*** Extracted information
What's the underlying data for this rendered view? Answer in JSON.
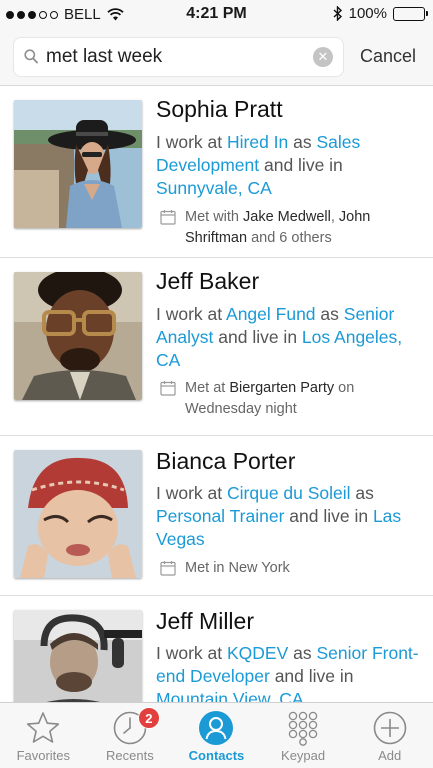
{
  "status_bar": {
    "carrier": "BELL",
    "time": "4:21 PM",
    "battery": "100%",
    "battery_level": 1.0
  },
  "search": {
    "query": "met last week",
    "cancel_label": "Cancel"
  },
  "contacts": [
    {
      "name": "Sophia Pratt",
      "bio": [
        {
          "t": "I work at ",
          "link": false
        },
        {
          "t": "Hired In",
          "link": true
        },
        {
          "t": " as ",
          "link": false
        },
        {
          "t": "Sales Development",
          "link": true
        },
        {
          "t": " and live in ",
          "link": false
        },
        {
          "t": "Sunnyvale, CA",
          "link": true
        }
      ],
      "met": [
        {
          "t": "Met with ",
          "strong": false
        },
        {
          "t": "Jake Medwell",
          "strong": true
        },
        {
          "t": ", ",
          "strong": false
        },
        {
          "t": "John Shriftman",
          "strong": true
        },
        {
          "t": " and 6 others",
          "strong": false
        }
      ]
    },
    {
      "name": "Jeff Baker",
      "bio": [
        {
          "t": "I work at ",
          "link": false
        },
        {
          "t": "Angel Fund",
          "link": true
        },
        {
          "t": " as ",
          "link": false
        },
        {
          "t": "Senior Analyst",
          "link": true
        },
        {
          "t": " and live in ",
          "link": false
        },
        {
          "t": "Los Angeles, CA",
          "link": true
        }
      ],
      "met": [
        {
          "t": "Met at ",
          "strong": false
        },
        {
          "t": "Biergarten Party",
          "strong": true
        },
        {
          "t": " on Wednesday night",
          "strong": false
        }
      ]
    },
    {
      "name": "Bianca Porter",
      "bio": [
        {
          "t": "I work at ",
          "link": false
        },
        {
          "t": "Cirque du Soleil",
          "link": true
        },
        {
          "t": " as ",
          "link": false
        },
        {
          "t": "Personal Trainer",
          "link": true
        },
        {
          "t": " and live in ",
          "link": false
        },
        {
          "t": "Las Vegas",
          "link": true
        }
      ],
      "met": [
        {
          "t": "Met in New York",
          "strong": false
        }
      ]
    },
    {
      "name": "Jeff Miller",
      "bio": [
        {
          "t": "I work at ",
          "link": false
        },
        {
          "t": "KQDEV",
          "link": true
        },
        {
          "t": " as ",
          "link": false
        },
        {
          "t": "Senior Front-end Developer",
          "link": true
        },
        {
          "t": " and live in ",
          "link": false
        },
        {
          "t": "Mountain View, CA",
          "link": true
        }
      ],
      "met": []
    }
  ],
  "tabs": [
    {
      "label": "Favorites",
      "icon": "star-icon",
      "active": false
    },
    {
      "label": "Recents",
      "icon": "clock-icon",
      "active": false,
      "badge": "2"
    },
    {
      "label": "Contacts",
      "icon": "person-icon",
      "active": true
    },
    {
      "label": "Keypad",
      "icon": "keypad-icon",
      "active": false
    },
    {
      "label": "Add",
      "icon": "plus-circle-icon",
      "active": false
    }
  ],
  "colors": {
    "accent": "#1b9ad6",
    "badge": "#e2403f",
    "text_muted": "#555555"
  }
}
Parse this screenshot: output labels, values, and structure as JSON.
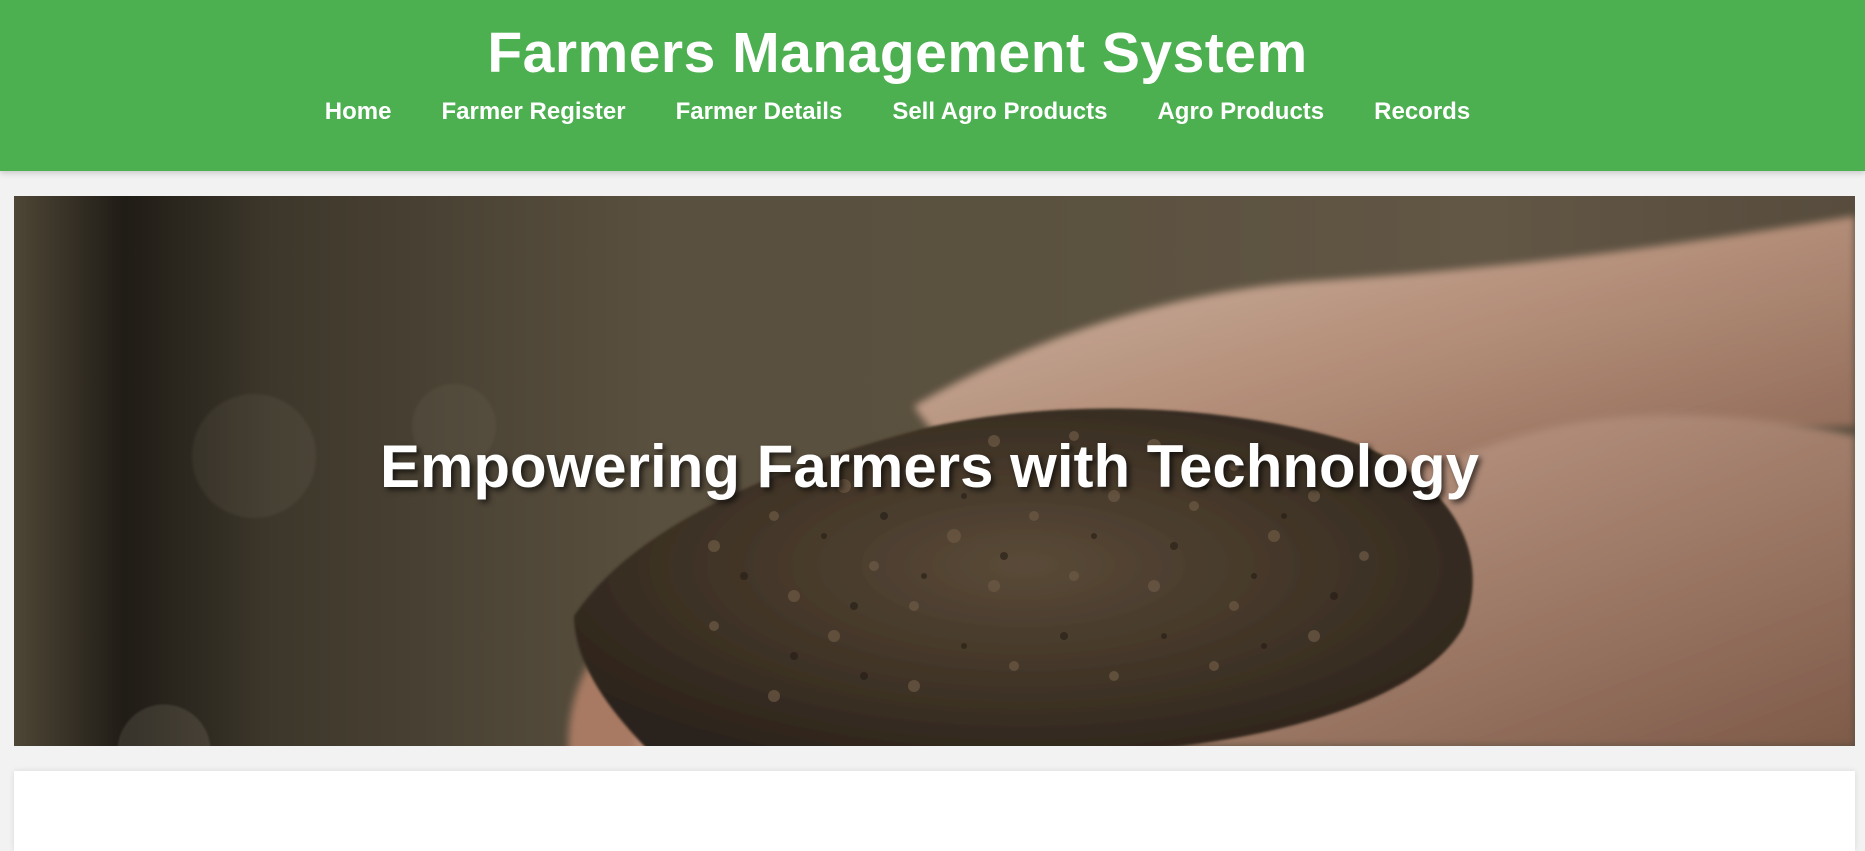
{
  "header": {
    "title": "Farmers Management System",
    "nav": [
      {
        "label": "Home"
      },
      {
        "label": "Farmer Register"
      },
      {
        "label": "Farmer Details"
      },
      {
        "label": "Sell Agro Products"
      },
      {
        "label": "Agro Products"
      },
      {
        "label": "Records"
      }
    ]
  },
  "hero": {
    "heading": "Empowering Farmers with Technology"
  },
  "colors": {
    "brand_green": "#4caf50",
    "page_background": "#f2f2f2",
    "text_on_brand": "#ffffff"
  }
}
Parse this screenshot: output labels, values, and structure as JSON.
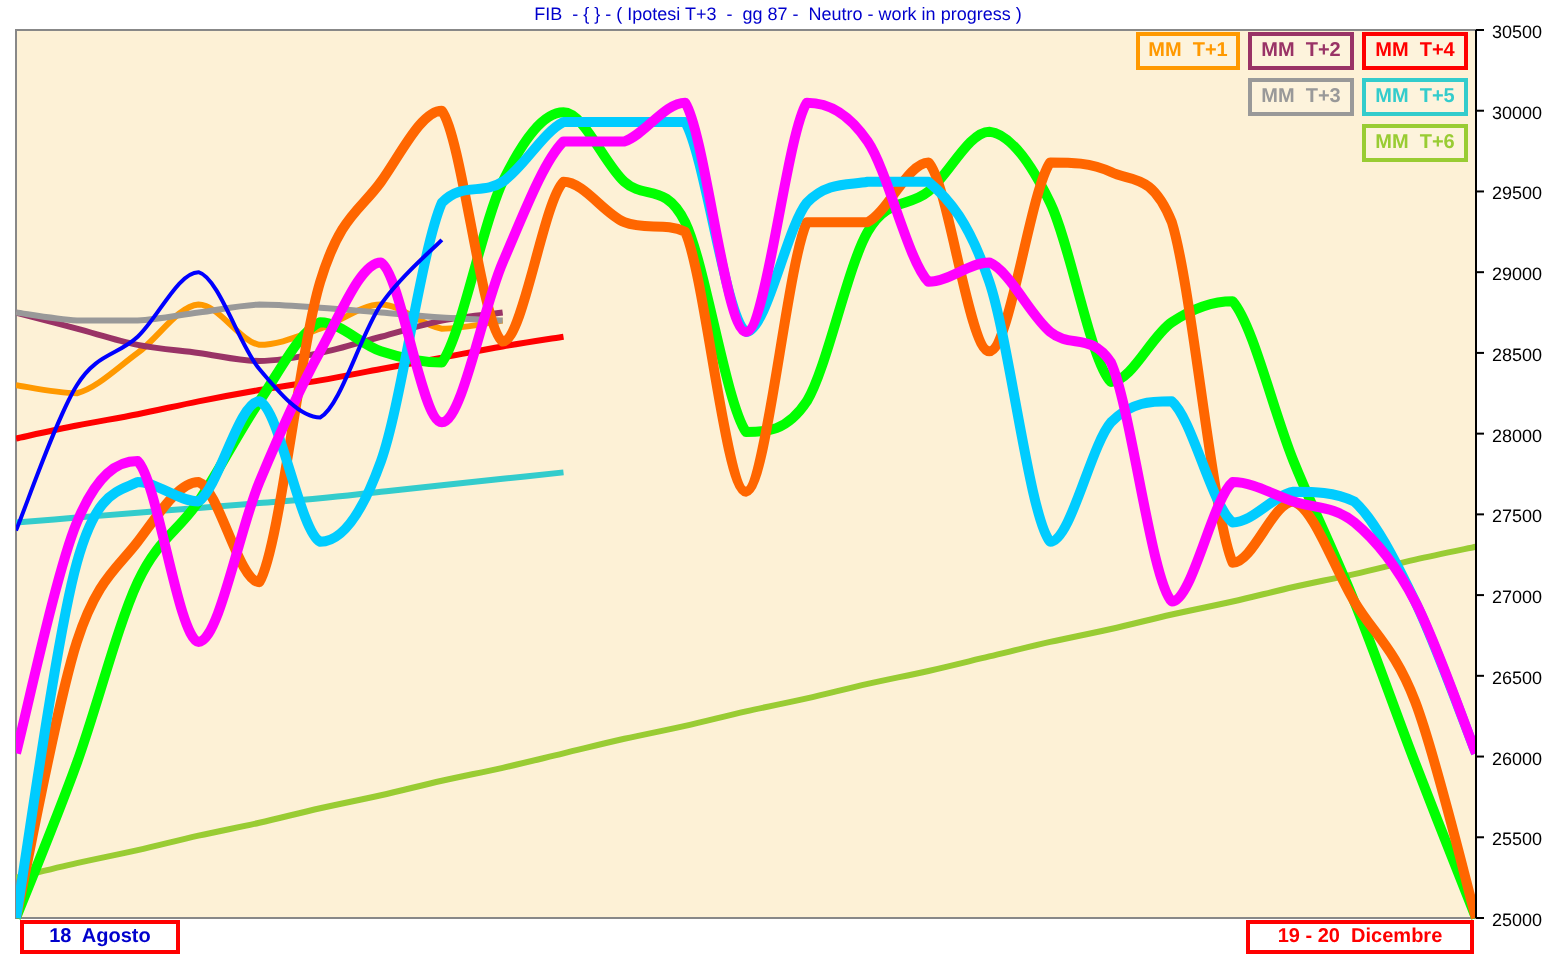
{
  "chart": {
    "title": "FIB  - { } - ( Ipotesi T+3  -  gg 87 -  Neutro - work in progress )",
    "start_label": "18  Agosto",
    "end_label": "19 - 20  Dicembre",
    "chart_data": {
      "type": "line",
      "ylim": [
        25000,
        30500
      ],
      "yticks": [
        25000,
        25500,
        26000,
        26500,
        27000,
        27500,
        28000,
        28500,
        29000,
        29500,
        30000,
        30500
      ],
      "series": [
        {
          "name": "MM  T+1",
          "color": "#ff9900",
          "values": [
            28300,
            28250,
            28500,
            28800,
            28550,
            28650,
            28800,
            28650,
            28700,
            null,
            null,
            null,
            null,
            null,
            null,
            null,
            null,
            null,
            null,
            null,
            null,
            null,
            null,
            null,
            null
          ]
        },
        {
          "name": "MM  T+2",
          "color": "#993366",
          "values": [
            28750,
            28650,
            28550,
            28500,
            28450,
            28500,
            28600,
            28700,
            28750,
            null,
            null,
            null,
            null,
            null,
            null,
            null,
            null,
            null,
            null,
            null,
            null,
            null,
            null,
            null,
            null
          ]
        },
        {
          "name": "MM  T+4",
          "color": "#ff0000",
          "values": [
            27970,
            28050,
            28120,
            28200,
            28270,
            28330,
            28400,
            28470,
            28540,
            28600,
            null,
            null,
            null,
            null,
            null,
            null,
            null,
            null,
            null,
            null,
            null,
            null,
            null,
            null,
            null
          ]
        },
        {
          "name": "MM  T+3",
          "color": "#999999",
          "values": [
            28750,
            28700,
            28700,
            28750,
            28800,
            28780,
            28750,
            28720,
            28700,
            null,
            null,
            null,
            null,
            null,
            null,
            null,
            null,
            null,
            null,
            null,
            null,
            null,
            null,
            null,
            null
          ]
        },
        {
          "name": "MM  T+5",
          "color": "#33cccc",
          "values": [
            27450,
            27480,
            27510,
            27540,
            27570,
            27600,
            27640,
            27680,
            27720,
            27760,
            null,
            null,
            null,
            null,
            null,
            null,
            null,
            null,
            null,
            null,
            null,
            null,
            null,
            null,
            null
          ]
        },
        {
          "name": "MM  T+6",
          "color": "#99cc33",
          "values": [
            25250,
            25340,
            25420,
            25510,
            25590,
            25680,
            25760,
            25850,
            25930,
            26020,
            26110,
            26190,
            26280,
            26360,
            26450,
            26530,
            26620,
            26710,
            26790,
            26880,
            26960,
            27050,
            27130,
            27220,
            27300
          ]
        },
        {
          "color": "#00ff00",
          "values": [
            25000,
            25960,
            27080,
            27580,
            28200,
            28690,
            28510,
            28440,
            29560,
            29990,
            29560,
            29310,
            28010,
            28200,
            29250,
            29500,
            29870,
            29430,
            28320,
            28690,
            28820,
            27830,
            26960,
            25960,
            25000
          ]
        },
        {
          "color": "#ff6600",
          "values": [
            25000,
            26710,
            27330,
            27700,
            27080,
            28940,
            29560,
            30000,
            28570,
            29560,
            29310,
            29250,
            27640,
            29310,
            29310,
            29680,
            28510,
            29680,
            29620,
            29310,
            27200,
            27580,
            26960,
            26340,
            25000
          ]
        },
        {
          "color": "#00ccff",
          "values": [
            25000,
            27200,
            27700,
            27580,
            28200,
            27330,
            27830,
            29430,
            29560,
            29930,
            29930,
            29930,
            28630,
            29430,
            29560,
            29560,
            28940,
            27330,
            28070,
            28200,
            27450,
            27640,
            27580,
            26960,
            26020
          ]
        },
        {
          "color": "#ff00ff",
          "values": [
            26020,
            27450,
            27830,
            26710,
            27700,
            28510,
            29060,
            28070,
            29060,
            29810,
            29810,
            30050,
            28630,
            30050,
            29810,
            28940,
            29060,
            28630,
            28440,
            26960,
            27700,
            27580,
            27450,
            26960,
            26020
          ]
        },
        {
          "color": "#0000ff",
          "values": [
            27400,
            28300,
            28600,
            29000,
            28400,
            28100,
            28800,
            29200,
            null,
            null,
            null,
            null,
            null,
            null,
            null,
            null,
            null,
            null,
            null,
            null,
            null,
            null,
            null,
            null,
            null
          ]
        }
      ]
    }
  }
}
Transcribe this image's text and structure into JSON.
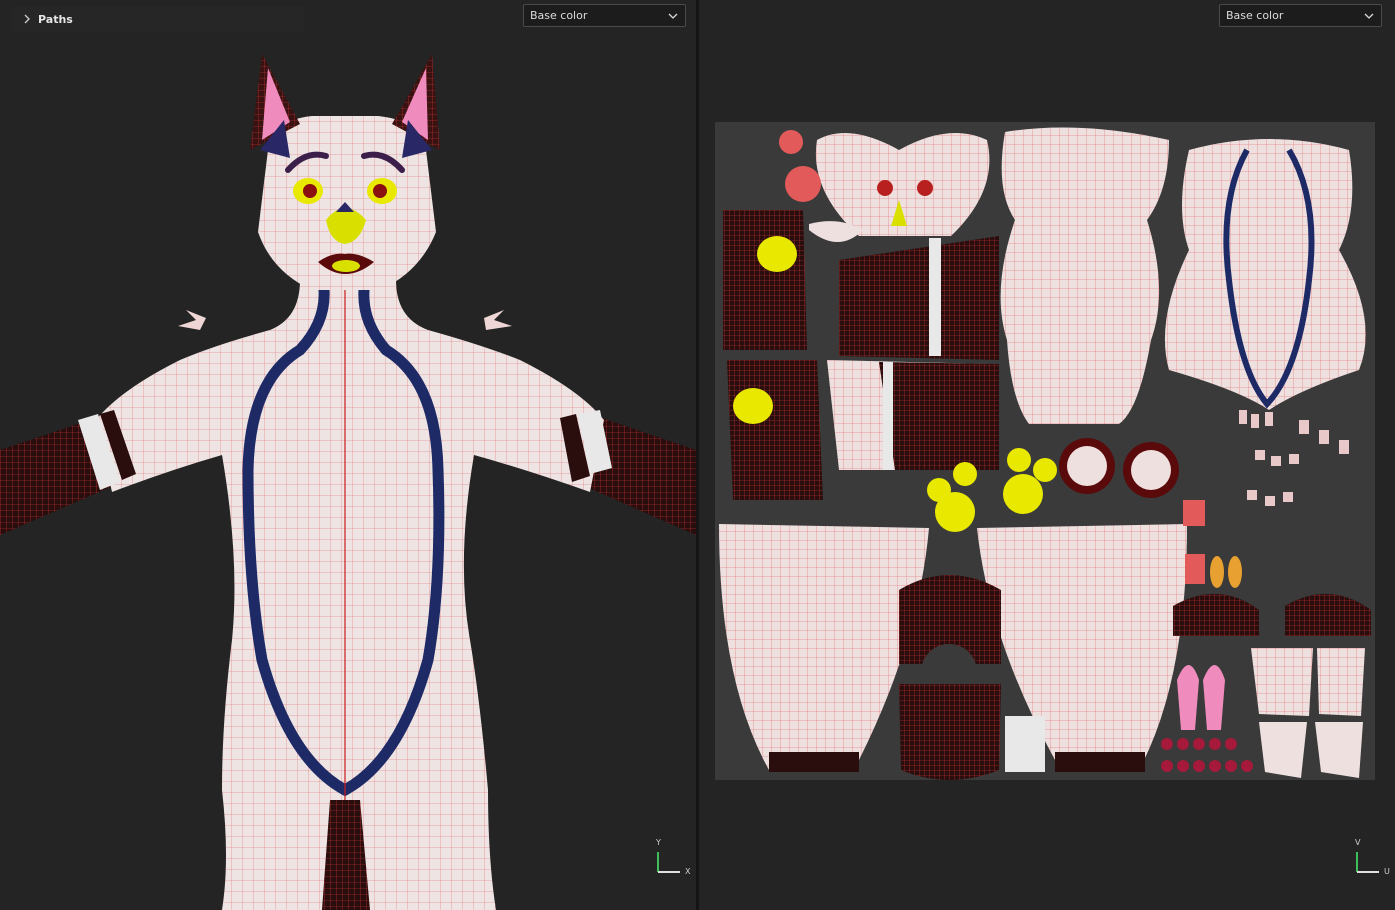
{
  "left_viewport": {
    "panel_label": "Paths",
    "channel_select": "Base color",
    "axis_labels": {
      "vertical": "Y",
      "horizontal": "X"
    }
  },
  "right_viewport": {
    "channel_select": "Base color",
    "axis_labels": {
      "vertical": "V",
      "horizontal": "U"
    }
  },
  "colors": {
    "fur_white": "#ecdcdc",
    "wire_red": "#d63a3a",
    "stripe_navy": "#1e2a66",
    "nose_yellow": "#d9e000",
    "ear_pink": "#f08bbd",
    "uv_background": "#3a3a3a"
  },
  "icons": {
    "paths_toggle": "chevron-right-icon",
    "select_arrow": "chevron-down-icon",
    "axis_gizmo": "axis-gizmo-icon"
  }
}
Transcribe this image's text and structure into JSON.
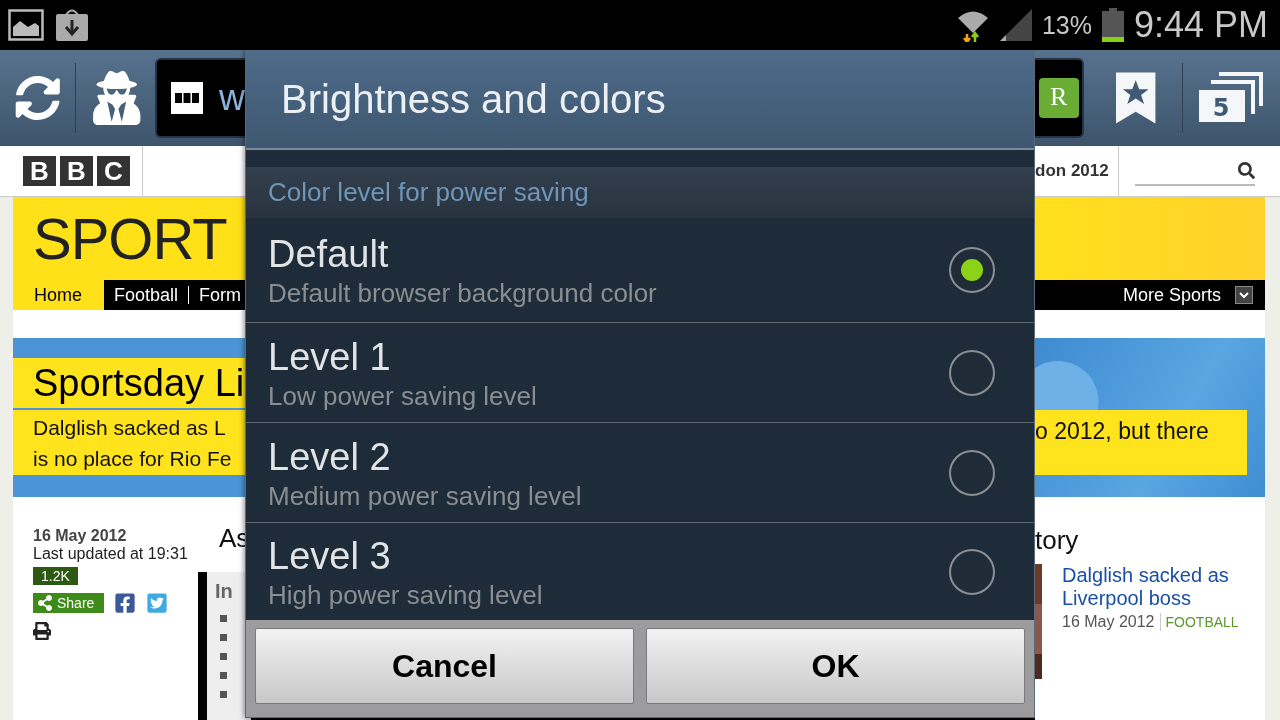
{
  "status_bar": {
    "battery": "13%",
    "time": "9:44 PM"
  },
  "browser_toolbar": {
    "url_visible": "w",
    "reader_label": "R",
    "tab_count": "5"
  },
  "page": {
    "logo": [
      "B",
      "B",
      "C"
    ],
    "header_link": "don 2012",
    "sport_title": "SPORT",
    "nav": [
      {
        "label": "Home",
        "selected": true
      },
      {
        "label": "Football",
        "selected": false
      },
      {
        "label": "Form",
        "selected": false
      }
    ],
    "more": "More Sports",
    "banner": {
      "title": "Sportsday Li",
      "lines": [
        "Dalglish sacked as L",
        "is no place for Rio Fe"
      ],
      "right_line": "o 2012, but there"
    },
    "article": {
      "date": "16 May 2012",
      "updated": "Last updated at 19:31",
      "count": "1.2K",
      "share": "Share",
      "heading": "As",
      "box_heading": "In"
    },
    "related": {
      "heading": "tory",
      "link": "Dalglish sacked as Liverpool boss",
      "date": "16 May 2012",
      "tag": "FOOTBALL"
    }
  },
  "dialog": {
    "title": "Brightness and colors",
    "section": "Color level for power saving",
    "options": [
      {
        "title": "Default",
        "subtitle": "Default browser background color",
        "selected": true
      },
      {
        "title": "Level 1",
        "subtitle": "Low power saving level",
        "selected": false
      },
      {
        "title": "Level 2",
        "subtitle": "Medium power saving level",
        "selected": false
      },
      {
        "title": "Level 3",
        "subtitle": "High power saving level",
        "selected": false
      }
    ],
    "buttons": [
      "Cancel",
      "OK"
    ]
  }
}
******
Stated goal: Identify each line holding the string "Agro", and copy it out.

Output below:
        "label": "Sell Agro Products"
        "label": "Agro Products"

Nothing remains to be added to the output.